Items from a data source
════════════════════

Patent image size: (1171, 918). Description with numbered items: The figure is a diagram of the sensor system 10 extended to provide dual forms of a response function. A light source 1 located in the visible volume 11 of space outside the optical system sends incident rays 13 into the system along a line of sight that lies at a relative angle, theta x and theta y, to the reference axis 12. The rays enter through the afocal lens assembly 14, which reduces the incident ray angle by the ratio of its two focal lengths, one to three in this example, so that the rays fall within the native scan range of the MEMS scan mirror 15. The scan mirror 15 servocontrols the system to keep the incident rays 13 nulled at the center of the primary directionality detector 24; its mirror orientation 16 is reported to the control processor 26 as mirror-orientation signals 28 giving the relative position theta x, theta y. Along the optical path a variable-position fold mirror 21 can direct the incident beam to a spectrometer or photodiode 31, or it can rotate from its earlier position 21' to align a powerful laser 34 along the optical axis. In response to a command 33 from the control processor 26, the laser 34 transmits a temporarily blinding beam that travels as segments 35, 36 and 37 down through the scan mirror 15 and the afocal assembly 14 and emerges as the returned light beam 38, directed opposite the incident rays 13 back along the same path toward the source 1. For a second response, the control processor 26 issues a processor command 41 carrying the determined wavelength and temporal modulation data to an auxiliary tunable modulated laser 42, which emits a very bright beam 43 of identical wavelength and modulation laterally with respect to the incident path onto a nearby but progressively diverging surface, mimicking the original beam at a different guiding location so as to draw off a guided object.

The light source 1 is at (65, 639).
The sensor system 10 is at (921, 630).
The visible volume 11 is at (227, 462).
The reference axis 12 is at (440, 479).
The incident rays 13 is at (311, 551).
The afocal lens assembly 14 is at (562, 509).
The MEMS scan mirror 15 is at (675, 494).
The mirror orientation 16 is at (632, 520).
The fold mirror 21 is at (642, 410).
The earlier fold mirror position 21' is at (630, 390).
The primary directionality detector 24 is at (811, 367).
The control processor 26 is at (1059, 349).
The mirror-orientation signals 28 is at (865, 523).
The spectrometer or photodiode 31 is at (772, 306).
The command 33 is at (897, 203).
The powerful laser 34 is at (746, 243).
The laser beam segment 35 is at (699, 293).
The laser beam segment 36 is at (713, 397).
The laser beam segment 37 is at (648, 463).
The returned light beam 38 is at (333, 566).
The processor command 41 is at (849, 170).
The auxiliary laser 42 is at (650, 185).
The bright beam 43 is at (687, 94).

════════════════════

■ Written problem ■
Put the items from the start through the line containing "The MEMS scan mirror 15 is at (675, 494)." into a two-column CSV with the headers input and output. Give one row per item holding its text and its answer, each in a double-quoted field with line breaks replaced by spaces.

■ Exercise response ■
input,output
"Patent image size: (1171, 918). Description with numbered items: The figure is a diagram of the sensor system 10 extended to provide dual forms of a response function. A light source 1 located in the visible volume 11 of space outside the optical system sends incident rays 13 into the system along a line of sight that lies at a relative angle, theta x and theta y, to the reference axis 12. The rays enter through the afocal lens assembly 14, which reduces the incident ray angle by the ratio of its two focal lengths, one to three in this example, so that the rays fall within the native scan range of the MEMS scan mirror 15. The scan mirror 15 servocontrols the system to keep the incident rays 13 nulled at the center of the primary directionality detector 24; its mirror orientation 16 is reported to the control processor 26 as mirror-orientation signals 28 giving the relative position theta x, theta y. Along the optical path a variable-position fold mirror 21 can direct the incident beam to a spectrometer or photodiode 31, or it can rotate from its earlier position 21' to align a powerful laser 34 along the optical axis. In response to a command 33 from the control processor 26, the laser 34 transmits a temporarily blinding beam that travels as segments 35, 36 and 37 down through the scan mirror 15 and the afocal assembly 14 and emerges as the returned light beam 38, directed opposite the incident rays 13 back along the same path toward the source 1. For a second response, the control processor 26 issues a processor command 41 carrying the determined wavelength and temporal modulation data to an auxiliary tunable modulated laser 42, which emits a very bright beam 43 of identical wavelength and modulation laterally with respect to the incident path onto a nearby but progressively diverging surface, mimicking the original beam at a different guiding location so as to draw off a guided object.","The light source 1 is at (65, 639). The sensor system 10 is at (921, 630). The visible volume 11 is at (227, 462). The reference axis 12 is at (440, 479). The incident rays 13 is at (311, 551). The afocal lens assembly 14 is at (562, 509). The MEMS scan mirror 15 is at (675, 494)."